Set task
Go through the records and copy each line where the word "campaigns" occurs.

Entries shown
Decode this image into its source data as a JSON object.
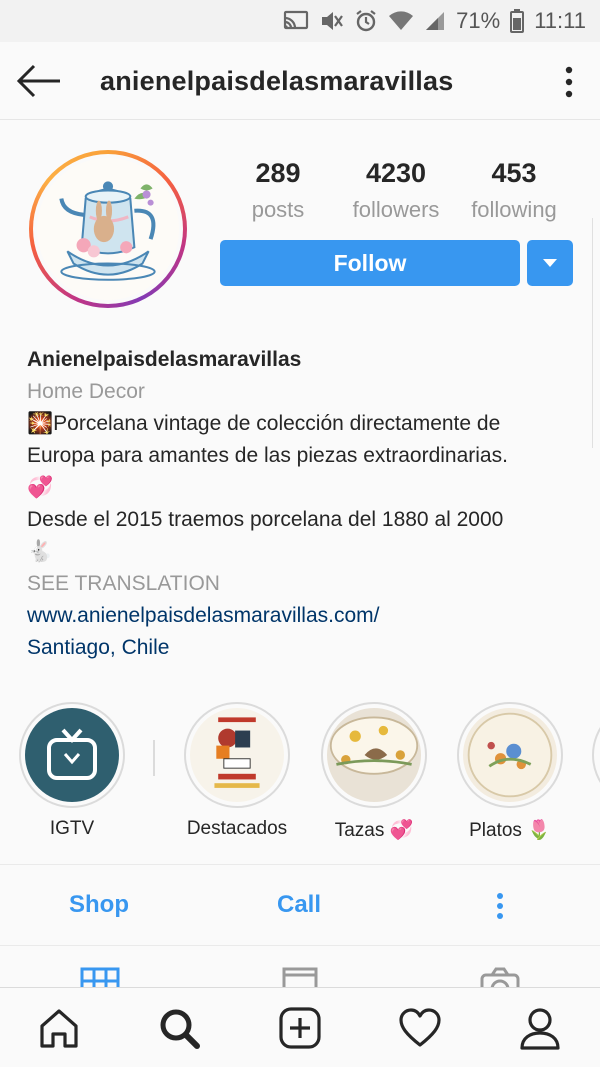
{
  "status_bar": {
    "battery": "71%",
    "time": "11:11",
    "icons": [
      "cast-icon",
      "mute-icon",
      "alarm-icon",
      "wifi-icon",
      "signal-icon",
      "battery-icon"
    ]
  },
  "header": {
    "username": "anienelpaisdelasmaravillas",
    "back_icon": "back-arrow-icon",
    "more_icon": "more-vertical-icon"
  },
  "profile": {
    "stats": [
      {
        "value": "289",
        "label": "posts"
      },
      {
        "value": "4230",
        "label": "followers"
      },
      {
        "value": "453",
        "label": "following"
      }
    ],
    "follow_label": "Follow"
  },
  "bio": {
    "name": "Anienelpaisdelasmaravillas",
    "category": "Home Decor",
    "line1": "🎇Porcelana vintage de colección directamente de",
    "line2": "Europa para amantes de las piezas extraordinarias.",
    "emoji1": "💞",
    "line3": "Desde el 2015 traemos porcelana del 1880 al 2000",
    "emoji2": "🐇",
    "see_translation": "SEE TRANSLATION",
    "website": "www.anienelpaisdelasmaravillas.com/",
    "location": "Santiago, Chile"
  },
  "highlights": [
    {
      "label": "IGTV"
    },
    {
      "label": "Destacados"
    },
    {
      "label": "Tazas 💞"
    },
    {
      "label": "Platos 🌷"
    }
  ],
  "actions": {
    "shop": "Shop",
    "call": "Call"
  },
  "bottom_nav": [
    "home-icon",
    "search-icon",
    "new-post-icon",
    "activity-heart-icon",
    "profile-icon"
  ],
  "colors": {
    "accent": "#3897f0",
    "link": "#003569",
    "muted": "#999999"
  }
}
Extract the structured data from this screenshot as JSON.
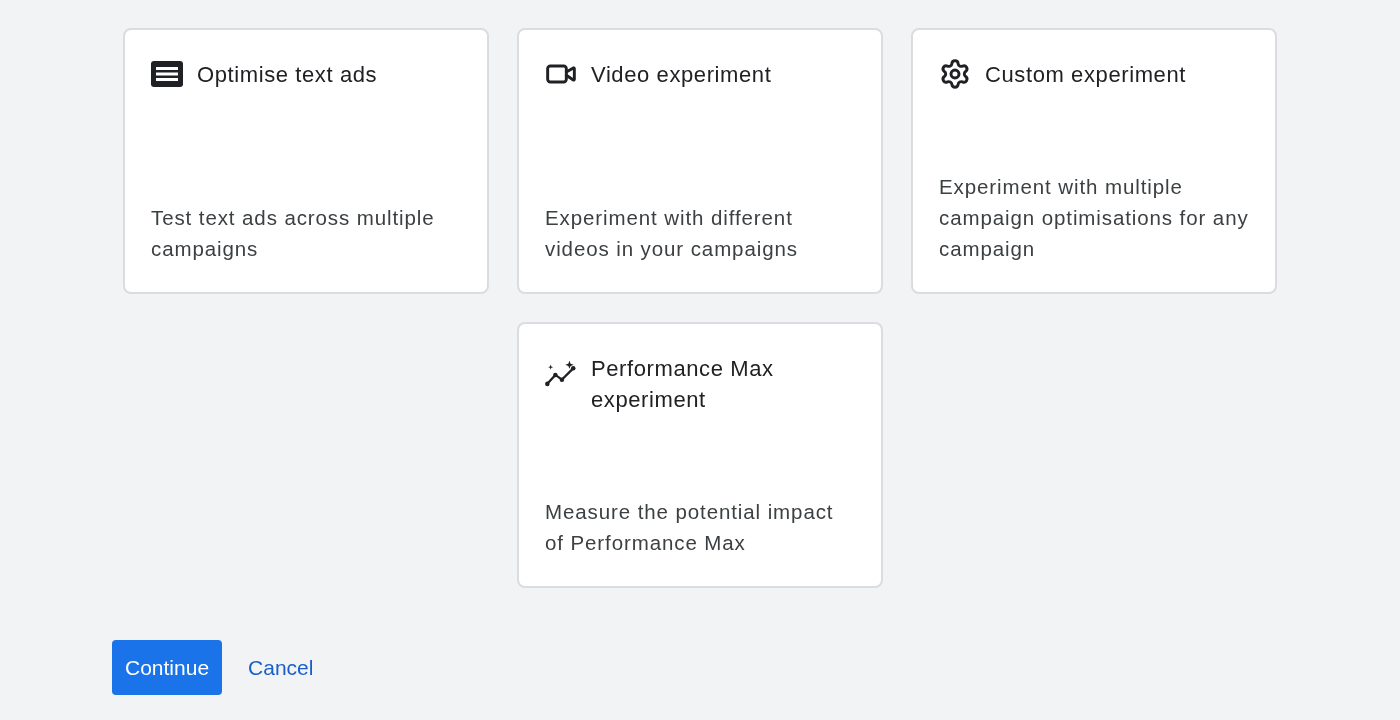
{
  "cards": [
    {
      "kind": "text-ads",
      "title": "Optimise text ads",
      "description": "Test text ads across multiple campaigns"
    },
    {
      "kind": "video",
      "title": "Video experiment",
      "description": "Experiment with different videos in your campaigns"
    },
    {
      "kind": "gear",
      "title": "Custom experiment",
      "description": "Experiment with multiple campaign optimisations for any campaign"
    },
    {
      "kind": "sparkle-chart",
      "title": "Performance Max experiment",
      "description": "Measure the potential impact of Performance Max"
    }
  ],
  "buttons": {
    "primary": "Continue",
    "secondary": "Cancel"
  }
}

The solution
      "description": "Test text ads across multiple campaigns"
      "description": "Experiment with different videos in your campaigns"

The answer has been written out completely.